- [Set exercise]: Copy the records that follow exactly as written, but not their pictures.

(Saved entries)
========================================

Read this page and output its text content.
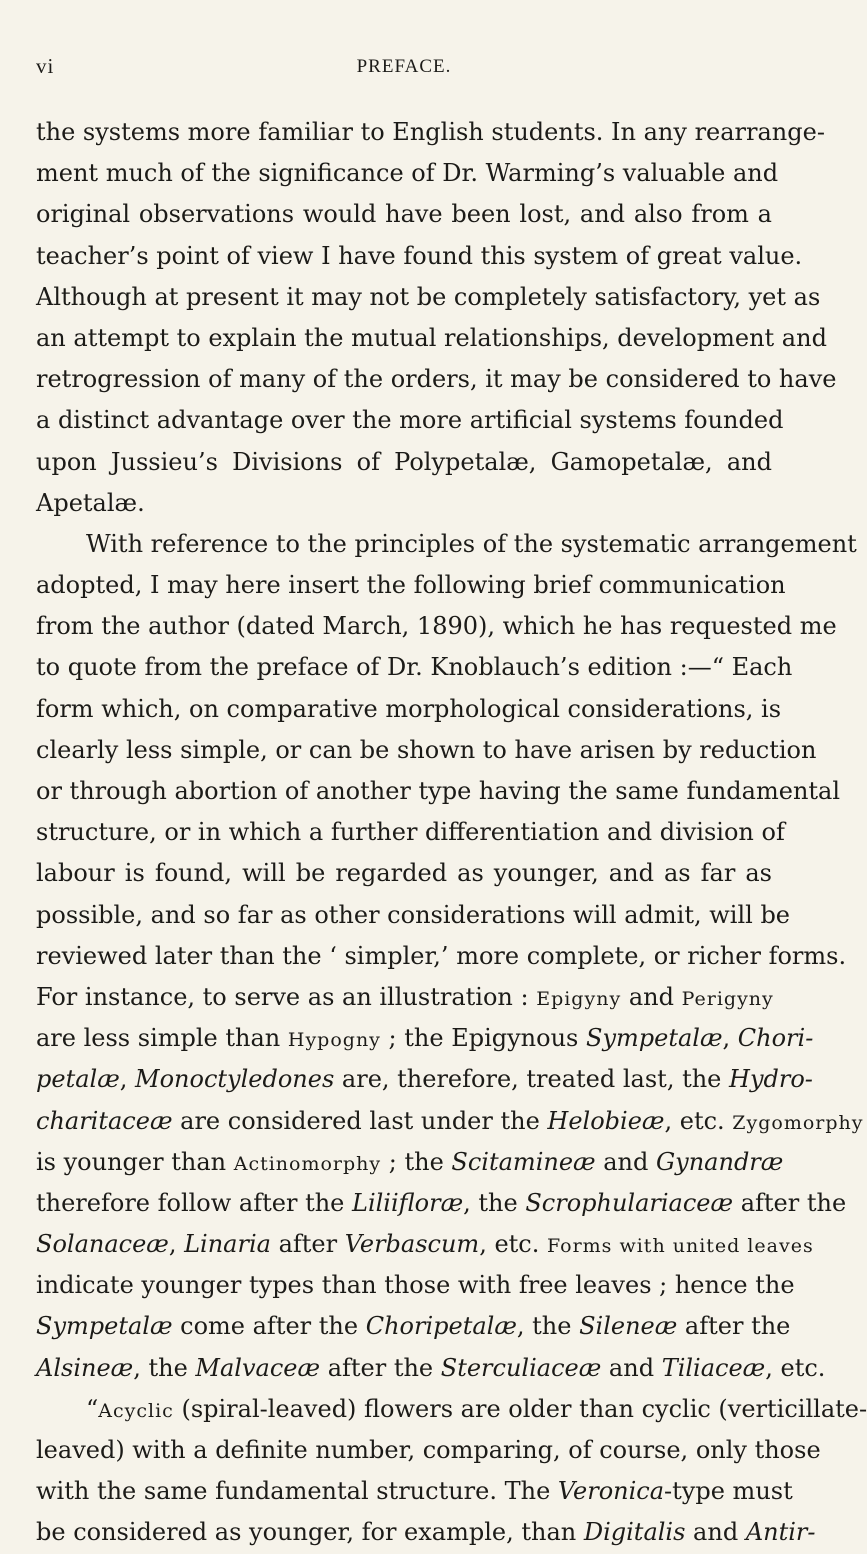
vi	PREFACE.
the systems more familiar to English students. In any rearrange-
ment much of the significance of Dr. Warming’s valuable and
original observations would have been lost, and also from a
teacher’s point of view I have found this system of great value.
Although at present it may not be completely satisfactory, yet as
an attempt to explain the mutual relationships, development and
retrogression of many of the orders, it may be considered to have
a distinct advantage over the more artificial systems founded
upon Jussieu’s Divisions of Polypetalæ, Gamopetalæ, and
Apetalæ.
With reference to the principles of the systematic arrangement
adopted, I may here insert the following brief communication
from the author (dated March, 1890), which he has requested me
to quote from the preface of Dr. Knoblauch’s edition :—“ Each
form which, on comparative morphological considerations, is
clearly less simple, or can be shown to have arisen by reduction
or through abortion of another type having the same fundamental
structure, or in which a further differentiation and division of
labour is found, will be regarded as younger, and as far as
possible, and so far as other considerations will admit, will be
reviewed later than the ‘ simpler,’ more complete, or richer forms.
For instance, to serve as an illustration : Epigyny and Perigyny
are less simple than Hypogny ; the Epigynous Sympetalæ, Chori-
petalæ, Monoctyledones are, therefore, treated last, the Hydro-
charitaceæ are considered last under the Helobieæ, etc. Zygomorphy
is younger than Actinomorphy ; the Scitamineæ and Gynandræ
therefore follow after the Liliifloræ, the Scrophulariaceæ after the
Solanaceæ, Linaria after Verbascum, etc. Forms with united leaves
indicate younger types than those with free leaves ; hence the
Sympetalæ come after the Choripetalæ, the Sileneæ after the
Alsineæ, the Malvaceæ after the Sterculiaceæ and Tiliaceæ, etc.
“Acyclic (spiral-leaved) flowers are older than cyclic (verticillate-
leaved) with a definite number, comparing, of course, only those
with the same fundamental structure. The Veronica-type must
be considered as younger, for example, than Digitalis and Antir-
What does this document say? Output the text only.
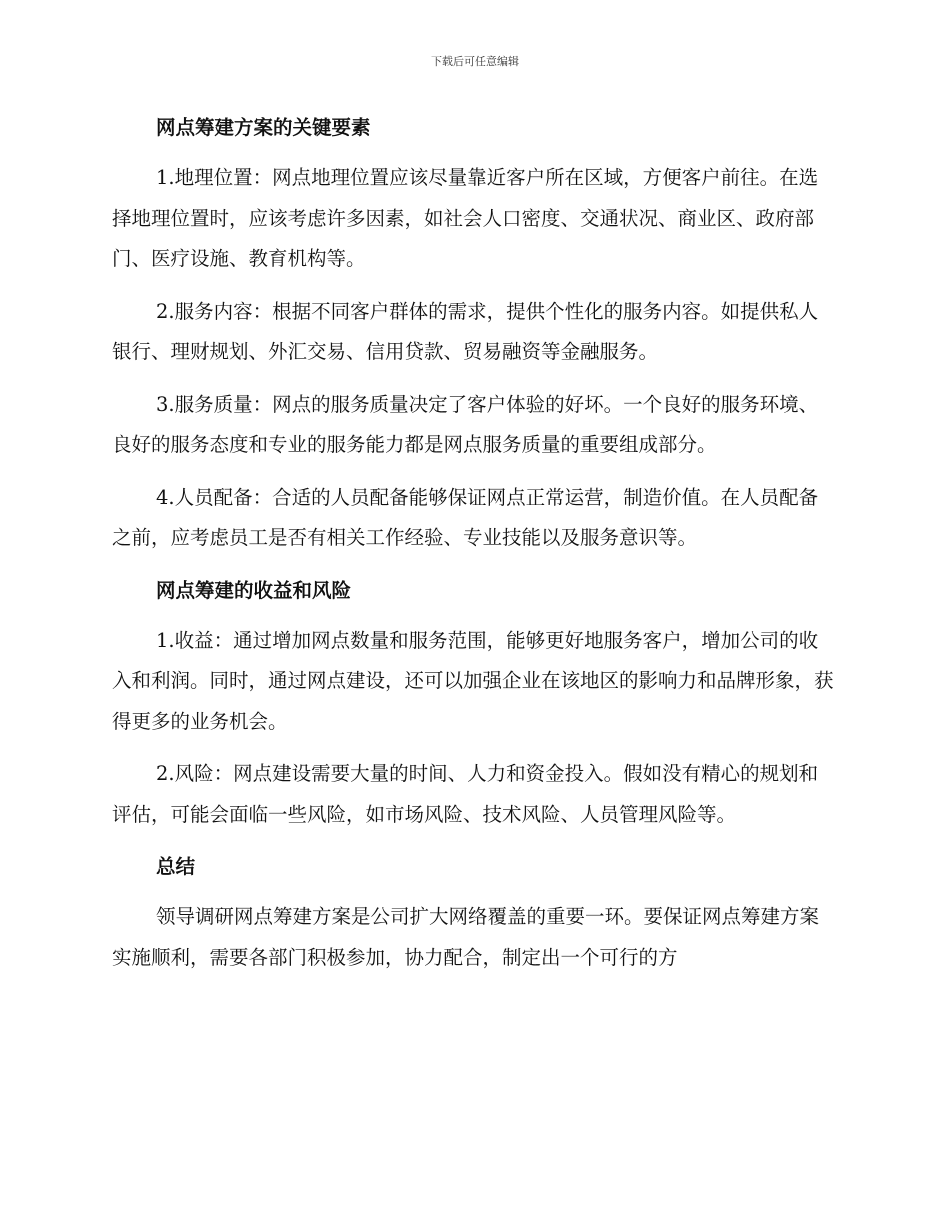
下载后可任意编辑
网点筹建方案的关键要素

1.地理位置：网点地理位置应该尽量靠近客户所在区域，方便客户前往。在选择地理位置时，应该考虑许多因素，如社会人口密度、交通状况、商业区、政府部门、医疗设施、教育机构等。

2.服务内容：根据不同客户群体的需求，提供个性化的服务内容。如提供私人银行、理财规划、外汇交易、信用贷款、贸易融资等金融服务。

3.服务质量：网点的服务质量决定了客户体验的好坏。一个良好的服务环境、良好的服务态度和专业的服务能力都是网点服务质量的重要组成部分。

4.人员配备：合适的人员配备能够保证网点正常运营，制造价值。在人员配备之前，应考虑员工是否有相关工作经验、专业技能以及服务意识等。

网点筹建的收益和风险

1.收益：通过增加网点数量和服务范围，能够更好地服务客户，增加公司的收入和利润。同时，通过网点建设，还可以加强企业在该地区的影响力和品牌形象，获得更多的业务机会。

2.风险：网点建设需要大量的时间、人力和资金投入。假如没有精心的规划和评估，可能会面临一些风险，如市场风险、技术风险、人员管理风险等。

总结

领导调研网点筹建方案是公司扩大网络覆盖的重要一环。要保证网点筹建方案实施顺利，需要各部门积极参加，协力配合，制定出一个可行的方
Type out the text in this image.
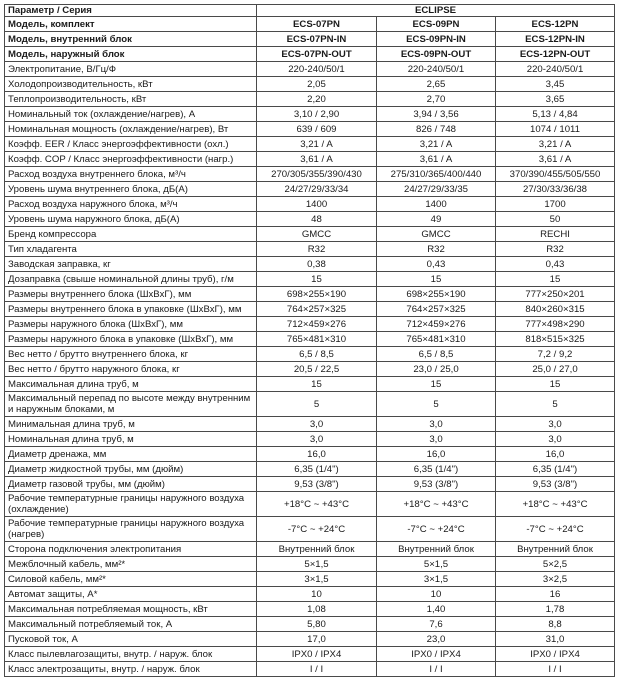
Параметр / Серия	ECLIPSE		
Модель, комплект	ECS-07PN	ECS-09PN	ECS-12PN
Модель, внутренний блок	ECS-07PN-IN	ECS-09PN-IN	ECS-12PN-IN
Модель, наружный блок	ECS-07PN-OUT	ECS-09PN-OUT	ECS-12PN-OUT
Электропитание, В/Гц/Ф	220-240/50/1	220-240/50/1	220-240/50/1
Холодопроизводительность, кВт	2,05	2,65	3,45
Теплопроизводительность, кВт	2,20	2,70	3,65
Номинальный ток (охлаждение/нагрев), А	3,10 / 2,90	3,94 / 3,56	5,13 / 4,84
Номинальная мощность (охлаждение/нагрев), Вт	639 / 609	826 / 748	1074 / 1011
Коэфф. EER / Класс энергоэффективности (охл.)	3,21 / A	3,21 / A	3,21 / A
Коэфф. COP / Класс энергоэффективности (нагр.)	3,61 / A	3,61 / A	3,61 / A
Расход воздуха внутреннего блока, м³/ч	270/305/355/390/430	275/310/365/400/440	370/390/455/505/550
Уровень шума внутреннего блока, дБ(А)	24/27/29/33/34	24/27/29/33/35	27/30/33/36/38
Расход воздуха наружного блока, м³/ч	1400	1400	1700
Уровень шума наружного блока, дБ(А)	48	49	50
Бренд компрессора	GMCC	GMCC	RECHI
Тип хладагента	R32	R32	R32
Заводская заправка, кг	0,38	0,43	0,43
Дозаправка (свыше номинальной длины труб), г/м	15	15	15
Размеры внутреннего блока (ШхВхГ), мм	698×255×190	698×255×190	777×250×201
Размеры внутреннего блока в упаковке (ШхВхГ), мм	764×257×325	764×257×325	840×260×315
Размеры наружного блока (ШхВхГ), мм	712×459×276	712×459×276	777×498×290
Размеры наружного блока в упаковке (ШхВхГ), мм	765×481×310	765×481×310	818×515×325
Вес нетто / брутто внутреннего блока, кг	6,5 / 8,5	6,5 / 8,5	7,2 / 9,2
Вес нетто / брутто наружного блока, кг	20,5 / 22,5	23,0 / 25,0	25,0 / 27,0
Максимальная длина труб, м	15	15	15
Максимальный перепад по высоте между внутренним и наружным блоками, м	5	5	5
Минимальная длина труб, м	3,0	3,0	3,0
Номинальная длина труб, м	3,0	3,0	3,0
Диаметр дренажа, мм	16,0	16,0	16,0
Диаметр жидкостной трубы, мм (дюйм)	6,35 (1/4")	6,35 (1/4")	6,35 (1/4")
Диаметр газовой трубы, мм (дюйм)	9,53 (3/8")	9,53 (3/8")	9,53 (3/8")
Рабочие температурные границы наружного воздуха (охлаждение)	+18°C ~ +43°C	+18°C ~ +43°C	+18°C ~ +43°C
Рабочие температурные границы наружного воздуха (нагрев)	-7°C ~ +24°C	-7°C ~ +24°C	-7°C ~ +24°C
Сторона подключения электропитания	Внутренний блок	Внутренний блок	Внутренний блок
Межблочный кабель, мм²*	5×1,5	5×1,5	5×2,5
Силовой кабель, мм²*	3×1,5	3×1,5	3×2,5
Автомат защиты, А*	10	10	16
Максимальная потребляемая мощность, кВт	1,08	1,40	1,78
Максимальный потребляемый ток, А	5,80	7,6	8,8
Пусковой ток, А	17,0	23,0	31,0
Класс пылевлагозащиты, внутр. / наруж. блок	IPX0 / IPX4	IPX0 / IPX4	IPX0 / IPX4
Класс электрозащиты, внутр. / наруж. блок	I / I	I / I	I / I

========================================

- [The solution]:
Read this page and output its text content.
vi	PREFACE.
the systems more familiar to English students. In any rearrange-
ment much of the significance of Dr. Warming’s valuable and
original observations would have been lost, and also from a
teacher’s point of view I have found this system of great value.
Although at present it may not be completely satisfactory, yet as
an attempt to explain the mutual relationships, development and
retrogression of many of the orders, it may be considered to have
a distinct advantage over the more artificial systems founded
upon Jussieu’s Divisions of Polypetalæ, Gamopetalæ, and
Apetalæ.
With reference to the principles of the systematic arrangement
adopted, I may here insert the following brief communication
from the author (dated March, 1890), which he has requested me
to quote from the preface of Dr. Knoblauch’s edition :—“ Each
form which, on comparative morphological considerations, is
clearly less simple, or can be shown to have arisen by reduction
or through abortion of another type having the same fundamental
structure, or in which a further differentiation and division of
labour is found, will be regarded as younger, and as far as
possible, and so far as other considerations will admit, will be
reviewed later than the ‘ simpler,’ more complete, or richer forms.
For instance, to serve as an illustration : Epigyny and Perigyny
are less simple than Hypogny ; the Epigynous Sympetalæ, Chori-
petalæ, Monoctyledones are, therefore, treated last, the Hydro-
charitaceæ are considered last under the Helobieæ, etc. Zygomorphy
is younger than Actinomorphy ; the Scitamineæ and Gynandræ
therefore follow after the Liliifloræ, the Scrophulariaceæ after the
Solanaceæ, Linaria after Verbascum, etc. Forms with united leaves
indicate younger types than those with free leaves ; hence the
Sympetalæ come after the Choripetalæ, the Sileneæ after the
Alsineæ, the Malvaceæ after the Sterculiaceæ and Tiliaceæ, etc.
“Acyclic (spiral-leaved) flowers are older than cyclic (verticillate-
leaved) with a definite number, comparing, of course, only those
with the same fundamental structure. The Veronica-type must
be considered as younger, for example, than Digitalis and Antir-
What does this document say? Output the text only.
下载后可任意编辑
网点筹建方案的关键要素

1.地理位置：网点地理位置应该尽量靠近客户所在区域，方便客户前往。在选择地理位置时，应该考虑许多因素，如社会人口密度、交通状况、商业区、政府部门、医疗设施、教育机构等。

2.服务内容：根据不同客户群体的需求，提供个性化的服务内容。如提供私人银行、理财规划、外汇交易、信用贷款、贸易融资等金融服务。

3.服务质量：网点的服务质量决定了客户体验的好坏。一个良好的服务环境、良好的服务态度和专业的服务能力都是网点服务质量的重要组成部分。

4.人员配备：合适的人员配备能够保证网点正常运营，制造价值。在人员配备之前，应考虑员工是否有相关工作经验、专业技能以及服务意识等。

网点筹建的收益和风险

1.收益：通过增加网点数量和服务范围，能够更好地服务客户，增加公司的收入和利润。同时，通过网点建设，还可以加强企业在该地区的影响力和品牌形象，获得更多的业务机会。

2.风险：网点建设需要大量的时间、人力和资金投入。假如没有精心的规划和评估，可能会面临一些风险，如市场风险、技术风险、人员管理风险等。

总结

领导调研网点筹建方案是公司扩大网络覆盖的重要一环。要保证网点筹建方案实施顺利，需要各部门积极参加，协力配合，制定出一个可行的方
Type out the text in this image.
Параметр / Серия	ECLIPSE		
Модель, комплект	ECS-07PN	ECS-09PN	ECS-12PN
Модель, внутренний блок	ECS-07PN-IN	ECS-09PN-IN	ECS-12PN-IN
Модель, наружный блок	ECS-07PN-OUT	ECS-09PN-OUT	ECS-12PN-OUT
Электропитание, В/Гц/Ф	220-240/50/1	220-240/50/1	220-240/50/1
Холодопроизводительность, кВт	2,05	2,65	3,45
Теплопроизводительность, кВт	2,20	2,70	3,65
Номинальный ток (охлаждение/нагрев), А	3,10 / 2,90	3,94 / 3,56	5,13 / 4,84
Номинальная мощность (охлаждение/нагрев), Вт	639 / 609	826 / 748	1074 / 1011
Коэфф. EER / Класс энергоэффективности (охл.)	3,21 / A	3,21 / A	3,21 / A
Коэфф. COP / Класс энергоэффективности (нагр.)	3,61 / A	3,61 / A	3,61 / A
Расход воздуха внутреннего блока, м³/ч	270/305/355/390/430	275/310/365/400/440	370/390/455/505/550
Уровень шума внутреннего блока, дБ(А)	24/27/29/33/34	24/27/29/33/35	27/30/33/36/38
Расход воздуха наружного блока, м³/ч	1400	1400	1700
Уровень шума наружного блока, дБ(А)	48	49	50
Бренд компрессора	GMCC	GMCC	RECHI
Тип хладагента	R32	R32	R32
Заводская заправка, кг	0,38	0,43	0,43
Дозаправка (свыше номинальной длины труб), г/м	15	15	15
Размеры внутреннего блока (ШхВхГ), мм	698×255×190	698×255×190	777×250×201
Размеры внутреннего блока в упаковке (ШхВхГ), мм	764×257×325	764×257×325	840×260×315
Размеры наружного блока (ШхВхГ), мм	712×459×276	712×459×276	777×498×290
Размеры наружного блока в упаковке (ШхВхГ), мм	765×481×310	765×481×310	818×515×325
Вес нетто / брутто внутреннего блока, кг	6,5 / 8,5	6,5 / 8,5	7,2 / 9,2
Вес нетто / брутто наружного блока, кг	20,5 / 22,5	23,0 / 25,0	25,0 / 27,0
Максимальная длина труб, м	15	15	15
Максимальный перепад по высоте между внутренним и наружным блоками, м	5	5	5
Минимальная длина труб, м	3,0	3,0	3,0
Номинальная длина труб, м	3,0	3,0	3,0
Диаметр дренажа, мм	16,0	16,0	16,0
Диаметр жидкостной трубы, мм (дюйм)	6,35 (1/4")	6,35 (1/4")	6,35 (1/4")
Диаметр газовой трубы, мм (дюйм)	9,53 (3/8")	9,53 (3/8")	9,53 (3/8")
Рабочие температурные границы наружного воздуха (охлаждение)	+18°C ~ +43°C	+18°C ~ +43°C	+18°C ~ +43°C
Рабочие температурные границы наружного воздуха (нагрев)	-7°C ~ +24°C	-7°C ~ +24°C	-7°C ~ +24°C
Сторона подключения электропитания	Внутренний блок	Внутренний блок	Внутренний блок
Межблочный кабель, мм²*	5×1,5	5×1,5	5×2,5
Силовой кабель, мм²*	3×1,5	3×1,5	3×2,5
Автомат защиты, А*	10	10	16
Максимальная потребляемая мощность, кВт	1,08	1,40	1,78
Максимальный потребляемый ток, А	5,80	7,6	8,8
Пусковой ток, А	17,0	23,0	31,0
Класс пылевлагозащиты, внутр. / наруж. блок	IPX0 / IPX4	IPX0 / IPX4	IPX0 / IPX4
Класс электрозащиты, внутр. / наруж. блок	I / I	I / I	I / I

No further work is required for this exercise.